## OBJECTIVE
Show all lines that include the string "oscillator"; copy each one.

——

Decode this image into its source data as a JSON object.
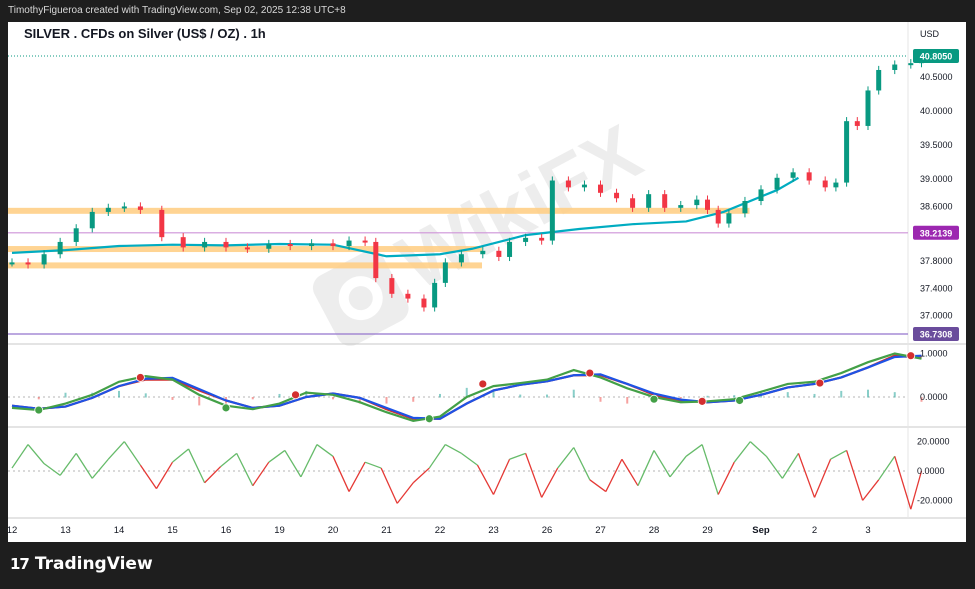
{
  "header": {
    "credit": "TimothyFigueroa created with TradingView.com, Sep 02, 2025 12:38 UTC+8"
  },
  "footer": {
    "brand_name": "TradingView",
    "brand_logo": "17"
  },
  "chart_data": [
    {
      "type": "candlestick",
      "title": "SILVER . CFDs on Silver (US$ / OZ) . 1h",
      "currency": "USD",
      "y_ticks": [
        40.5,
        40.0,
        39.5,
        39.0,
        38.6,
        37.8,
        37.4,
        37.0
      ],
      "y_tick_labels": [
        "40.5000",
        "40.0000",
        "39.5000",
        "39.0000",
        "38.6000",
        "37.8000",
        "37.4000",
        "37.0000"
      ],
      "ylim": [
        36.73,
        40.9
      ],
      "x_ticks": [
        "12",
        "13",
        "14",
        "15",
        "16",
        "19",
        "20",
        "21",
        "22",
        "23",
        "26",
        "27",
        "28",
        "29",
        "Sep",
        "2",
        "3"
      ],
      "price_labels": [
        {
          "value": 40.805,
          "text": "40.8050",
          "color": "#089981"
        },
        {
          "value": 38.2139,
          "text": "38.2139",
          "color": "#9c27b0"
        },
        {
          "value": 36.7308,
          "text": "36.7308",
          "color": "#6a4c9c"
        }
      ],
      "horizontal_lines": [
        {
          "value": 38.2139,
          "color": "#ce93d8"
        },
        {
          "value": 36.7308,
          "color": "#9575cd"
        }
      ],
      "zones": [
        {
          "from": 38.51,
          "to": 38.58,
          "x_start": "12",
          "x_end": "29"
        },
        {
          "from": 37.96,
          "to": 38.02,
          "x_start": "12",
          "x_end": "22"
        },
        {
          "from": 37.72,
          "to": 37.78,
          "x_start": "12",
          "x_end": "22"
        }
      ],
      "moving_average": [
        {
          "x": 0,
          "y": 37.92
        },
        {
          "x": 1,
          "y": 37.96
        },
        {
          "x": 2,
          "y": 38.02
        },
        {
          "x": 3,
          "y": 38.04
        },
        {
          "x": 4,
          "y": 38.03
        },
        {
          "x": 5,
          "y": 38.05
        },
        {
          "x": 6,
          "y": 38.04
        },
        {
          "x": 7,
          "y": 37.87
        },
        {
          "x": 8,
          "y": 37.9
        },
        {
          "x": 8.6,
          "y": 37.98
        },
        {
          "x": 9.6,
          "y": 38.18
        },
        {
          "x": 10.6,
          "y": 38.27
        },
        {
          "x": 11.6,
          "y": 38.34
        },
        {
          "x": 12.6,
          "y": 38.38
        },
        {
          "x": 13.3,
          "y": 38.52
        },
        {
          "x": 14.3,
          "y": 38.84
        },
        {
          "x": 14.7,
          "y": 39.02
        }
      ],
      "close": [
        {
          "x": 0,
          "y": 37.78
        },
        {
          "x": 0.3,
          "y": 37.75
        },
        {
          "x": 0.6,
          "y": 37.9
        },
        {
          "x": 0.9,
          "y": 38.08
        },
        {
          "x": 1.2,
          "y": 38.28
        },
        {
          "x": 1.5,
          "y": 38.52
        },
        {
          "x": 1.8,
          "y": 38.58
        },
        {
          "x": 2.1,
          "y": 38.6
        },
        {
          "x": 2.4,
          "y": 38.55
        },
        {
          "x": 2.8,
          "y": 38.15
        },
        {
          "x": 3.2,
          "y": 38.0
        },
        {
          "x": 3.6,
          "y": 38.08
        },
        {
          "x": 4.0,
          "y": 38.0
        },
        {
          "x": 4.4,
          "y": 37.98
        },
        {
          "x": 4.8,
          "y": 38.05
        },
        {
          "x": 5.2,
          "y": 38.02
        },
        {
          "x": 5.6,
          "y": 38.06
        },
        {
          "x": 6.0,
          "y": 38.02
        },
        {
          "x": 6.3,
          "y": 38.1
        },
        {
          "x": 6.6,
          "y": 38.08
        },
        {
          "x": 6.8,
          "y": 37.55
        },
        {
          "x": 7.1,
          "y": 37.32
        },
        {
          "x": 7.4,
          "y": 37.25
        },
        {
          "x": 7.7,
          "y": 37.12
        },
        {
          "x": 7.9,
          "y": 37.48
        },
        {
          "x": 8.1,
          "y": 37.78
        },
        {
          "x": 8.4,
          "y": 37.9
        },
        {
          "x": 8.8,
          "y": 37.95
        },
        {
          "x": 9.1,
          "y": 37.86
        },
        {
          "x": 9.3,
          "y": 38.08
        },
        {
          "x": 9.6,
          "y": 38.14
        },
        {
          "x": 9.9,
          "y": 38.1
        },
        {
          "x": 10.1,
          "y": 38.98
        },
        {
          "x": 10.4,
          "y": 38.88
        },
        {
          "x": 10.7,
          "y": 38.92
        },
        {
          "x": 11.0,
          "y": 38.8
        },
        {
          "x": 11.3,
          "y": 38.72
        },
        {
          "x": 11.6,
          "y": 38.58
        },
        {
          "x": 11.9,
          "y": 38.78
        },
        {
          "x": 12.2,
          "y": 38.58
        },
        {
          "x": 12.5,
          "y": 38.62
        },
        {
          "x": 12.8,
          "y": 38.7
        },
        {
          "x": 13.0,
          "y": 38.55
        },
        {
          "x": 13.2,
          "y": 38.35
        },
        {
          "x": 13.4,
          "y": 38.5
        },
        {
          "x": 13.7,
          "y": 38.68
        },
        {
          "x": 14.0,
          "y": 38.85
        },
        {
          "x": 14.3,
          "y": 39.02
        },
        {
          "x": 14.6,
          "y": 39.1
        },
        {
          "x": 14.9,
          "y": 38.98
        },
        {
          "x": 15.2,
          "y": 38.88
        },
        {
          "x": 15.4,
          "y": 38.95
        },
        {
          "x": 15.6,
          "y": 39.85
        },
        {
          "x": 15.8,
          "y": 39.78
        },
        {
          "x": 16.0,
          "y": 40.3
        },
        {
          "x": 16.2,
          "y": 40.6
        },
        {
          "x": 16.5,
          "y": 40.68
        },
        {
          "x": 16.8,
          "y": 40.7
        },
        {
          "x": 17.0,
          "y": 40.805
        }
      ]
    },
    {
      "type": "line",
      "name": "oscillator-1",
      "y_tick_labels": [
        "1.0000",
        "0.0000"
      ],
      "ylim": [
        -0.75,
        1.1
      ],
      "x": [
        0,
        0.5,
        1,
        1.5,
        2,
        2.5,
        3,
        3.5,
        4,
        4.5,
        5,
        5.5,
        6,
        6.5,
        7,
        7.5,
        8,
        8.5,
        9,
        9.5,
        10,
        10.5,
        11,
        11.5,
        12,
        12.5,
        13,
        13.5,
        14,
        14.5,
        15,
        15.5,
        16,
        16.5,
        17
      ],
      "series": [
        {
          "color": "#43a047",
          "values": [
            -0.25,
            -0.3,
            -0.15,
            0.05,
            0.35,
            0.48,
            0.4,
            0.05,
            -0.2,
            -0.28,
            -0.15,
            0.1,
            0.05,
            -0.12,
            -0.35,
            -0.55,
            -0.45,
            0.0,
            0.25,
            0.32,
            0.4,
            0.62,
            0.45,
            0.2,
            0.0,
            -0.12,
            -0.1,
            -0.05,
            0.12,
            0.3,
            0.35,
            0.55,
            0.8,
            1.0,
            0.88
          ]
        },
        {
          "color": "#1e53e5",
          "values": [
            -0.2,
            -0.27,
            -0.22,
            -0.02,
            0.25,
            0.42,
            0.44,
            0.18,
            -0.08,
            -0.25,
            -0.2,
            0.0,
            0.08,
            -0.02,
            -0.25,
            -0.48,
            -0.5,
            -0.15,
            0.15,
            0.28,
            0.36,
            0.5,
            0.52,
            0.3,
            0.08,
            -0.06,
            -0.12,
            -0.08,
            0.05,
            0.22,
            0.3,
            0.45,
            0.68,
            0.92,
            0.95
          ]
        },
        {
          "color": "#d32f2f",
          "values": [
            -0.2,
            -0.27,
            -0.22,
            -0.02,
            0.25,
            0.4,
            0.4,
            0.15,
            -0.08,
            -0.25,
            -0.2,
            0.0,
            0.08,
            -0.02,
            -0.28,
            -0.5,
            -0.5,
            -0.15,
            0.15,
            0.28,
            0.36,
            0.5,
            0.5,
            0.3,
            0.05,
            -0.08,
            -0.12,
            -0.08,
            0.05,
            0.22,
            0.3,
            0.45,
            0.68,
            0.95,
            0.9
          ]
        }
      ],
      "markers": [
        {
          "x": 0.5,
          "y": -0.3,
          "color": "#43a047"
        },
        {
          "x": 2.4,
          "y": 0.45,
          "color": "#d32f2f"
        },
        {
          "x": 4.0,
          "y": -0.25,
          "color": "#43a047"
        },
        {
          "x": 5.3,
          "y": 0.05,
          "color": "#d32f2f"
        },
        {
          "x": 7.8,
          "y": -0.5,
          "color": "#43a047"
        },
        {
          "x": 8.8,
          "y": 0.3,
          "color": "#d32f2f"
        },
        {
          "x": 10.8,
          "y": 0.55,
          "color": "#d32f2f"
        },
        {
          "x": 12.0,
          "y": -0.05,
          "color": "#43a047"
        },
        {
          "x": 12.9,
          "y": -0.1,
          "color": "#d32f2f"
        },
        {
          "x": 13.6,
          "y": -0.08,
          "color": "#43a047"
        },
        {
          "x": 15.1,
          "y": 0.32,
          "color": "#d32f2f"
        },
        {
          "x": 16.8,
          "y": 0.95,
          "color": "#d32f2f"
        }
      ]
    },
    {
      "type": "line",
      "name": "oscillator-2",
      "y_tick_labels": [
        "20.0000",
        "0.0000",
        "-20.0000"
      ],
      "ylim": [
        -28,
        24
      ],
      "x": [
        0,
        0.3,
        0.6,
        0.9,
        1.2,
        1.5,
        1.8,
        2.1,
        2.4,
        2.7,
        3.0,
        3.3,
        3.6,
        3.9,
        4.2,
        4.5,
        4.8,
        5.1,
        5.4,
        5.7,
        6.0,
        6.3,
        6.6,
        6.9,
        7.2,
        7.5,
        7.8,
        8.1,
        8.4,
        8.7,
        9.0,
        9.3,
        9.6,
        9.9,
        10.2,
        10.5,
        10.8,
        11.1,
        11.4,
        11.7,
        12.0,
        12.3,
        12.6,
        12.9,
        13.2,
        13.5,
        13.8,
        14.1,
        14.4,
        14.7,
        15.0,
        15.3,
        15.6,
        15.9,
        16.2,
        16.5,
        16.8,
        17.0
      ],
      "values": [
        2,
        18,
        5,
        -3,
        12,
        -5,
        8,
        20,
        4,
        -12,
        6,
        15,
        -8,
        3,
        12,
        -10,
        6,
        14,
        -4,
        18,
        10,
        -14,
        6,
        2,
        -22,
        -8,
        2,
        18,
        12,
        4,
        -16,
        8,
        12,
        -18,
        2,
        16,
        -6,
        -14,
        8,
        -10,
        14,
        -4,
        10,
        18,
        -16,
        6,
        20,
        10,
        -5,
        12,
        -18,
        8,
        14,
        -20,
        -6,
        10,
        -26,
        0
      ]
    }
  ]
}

——

## RESULT BELOW
      "name": "oscillator-1",
      "name": "oscillator-2",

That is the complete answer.